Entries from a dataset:
........

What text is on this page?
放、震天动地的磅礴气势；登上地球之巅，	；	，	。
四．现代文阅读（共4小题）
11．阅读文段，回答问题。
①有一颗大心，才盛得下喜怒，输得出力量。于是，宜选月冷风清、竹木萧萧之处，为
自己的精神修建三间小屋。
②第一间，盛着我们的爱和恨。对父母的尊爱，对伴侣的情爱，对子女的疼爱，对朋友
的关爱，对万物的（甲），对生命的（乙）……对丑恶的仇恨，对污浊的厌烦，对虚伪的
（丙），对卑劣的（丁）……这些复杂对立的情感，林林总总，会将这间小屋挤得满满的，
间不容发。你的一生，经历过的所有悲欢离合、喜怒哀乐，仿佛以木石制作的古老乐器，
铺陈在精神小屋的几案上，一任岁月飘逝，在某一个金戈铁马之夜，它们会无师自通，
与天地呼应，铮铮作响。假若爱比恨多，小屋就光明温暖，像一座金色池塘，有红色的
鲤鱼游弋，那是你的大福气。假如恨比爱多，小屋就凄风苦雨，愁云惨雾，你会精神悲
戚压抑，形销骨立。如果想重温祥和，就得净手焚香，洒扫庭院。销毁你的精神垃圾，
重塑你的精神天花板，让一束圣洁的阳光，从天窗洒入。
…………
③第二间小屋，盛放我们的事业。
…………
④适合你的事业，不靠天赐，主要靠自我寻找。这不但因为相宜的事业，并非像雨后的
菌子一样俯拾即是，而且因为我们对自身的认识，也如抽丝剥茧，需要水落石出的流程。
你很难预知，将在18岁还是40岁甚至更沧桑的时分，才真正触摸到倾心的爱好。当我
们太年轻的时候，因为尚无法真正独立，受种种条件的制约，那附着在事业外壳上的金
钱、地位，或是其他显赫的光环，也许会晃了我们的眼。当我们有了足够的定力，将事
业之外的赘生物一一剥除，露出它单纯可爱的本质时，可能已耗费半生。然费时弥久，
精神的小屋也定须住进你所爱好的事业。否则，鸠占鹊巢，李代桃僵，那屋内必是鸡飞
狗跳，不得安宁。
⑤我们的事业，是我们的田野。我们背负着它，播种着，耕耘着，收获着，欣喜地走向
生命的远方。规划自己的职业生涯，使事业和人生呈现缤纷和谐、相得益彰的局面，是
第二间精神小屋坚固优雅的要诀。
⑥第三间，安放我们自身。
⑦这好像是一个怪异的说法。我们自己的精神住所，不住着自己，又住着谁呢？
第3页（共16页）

........

→ DIRECTIONS:
Quote the data in full, keeping each word unchanged.

→ OUTPUT:
What text is on this page?
放、震天动地的磅礴气势；登上地球之巅，	；	，	。
四．现代文阅读（共4小题）
11．阅读文段，回答问题。
①有一颗大心，才盛得下喜怒，输得出力量。于是，宜选月冷风清、竹木萧萧之处，为
自己的精神修建三间小屋。
②第一间，盛着我们的爱和恨。对父母的尊爱，对伴侣的情爱，对子女的疼爱，对朋友
的关爱，对万物的（甲），对生命的（乙）……对丑恶的仇恨，对污浊的厌烦，对虚伪的
（丙），对卑劣的（丁）……这些复杂对立的情感，林林总总，会将这间小屋挤得满满的，
间不容发。你的一生，经历过的所有悲欢离合、喜怒哀乐，仿佛以木石制作的古老乐器，
铺陈在精神小屋的几案上，一任岁月飘逝，在某一个金戈铁马之夜，它们会无师自通，
与天地呼应，铮铮作响。假若爱比恨多，小屋就光明温暖，像一座金色池塘，有红色的
鲤鱼游弋，那是你的大福气。假如恨比爱多，小屋就凄风苦雨，愁云惨雾，你会精神悲
戚压抑，形销骨立。如果想重温祥和，就得净手焚香，洒扫庭院。销毁你的精神垃圾，
重塑你的精神天花板，让一束圣洁的阳光，从天窗洒入。
…………
③第二间小屋，盛放我们的事业。
…………
④适合你的事业，不靠天赐，主要靠自我寻找。这不但因为相宜的事业，并非像雨后的
菌子一样俯拾即是，而且因为我们对自身的认识，也如抽丝剥茧，需要水落石出的流程。
你很难预知，将在18岁还是40岁甚至更沧桑的时分，才真正触摸到倾心的爱好。当我
们太年轻的时候，因为尚无法真正独立，受种种条件的制约，那附着在事业外壳上的金
钱、地位，或是其他显赫的光环，也许会晃了我们的眼。当我们有了足够的定力，将事
业之外的赘生物一一剥除，露出它单纯可爱的本质时，可能已耗费半生。然费时弥久，
精神的小屋也定须住进你所爱好的事业。否则，鸠占鹊巢，李代桃僵，那屋内必是鸡飞
狗跳，不得安宁。
⑤我们的事业，是我们的田野。我们背负着它，播种着，耕耘着，收获着，欣喜地走向
生命的远方。规划自己的职业生涯，使事业和人生呈现缤纷和谐、相得益彰的局面，是
第二间精神小屋坚固优雅的要诀。
⑥第三间，安放我们自身。
⑦这好像是一个怪异的说法。我们自己的精神住所，不住着自己，又住着谁呢？
第3页（共16页）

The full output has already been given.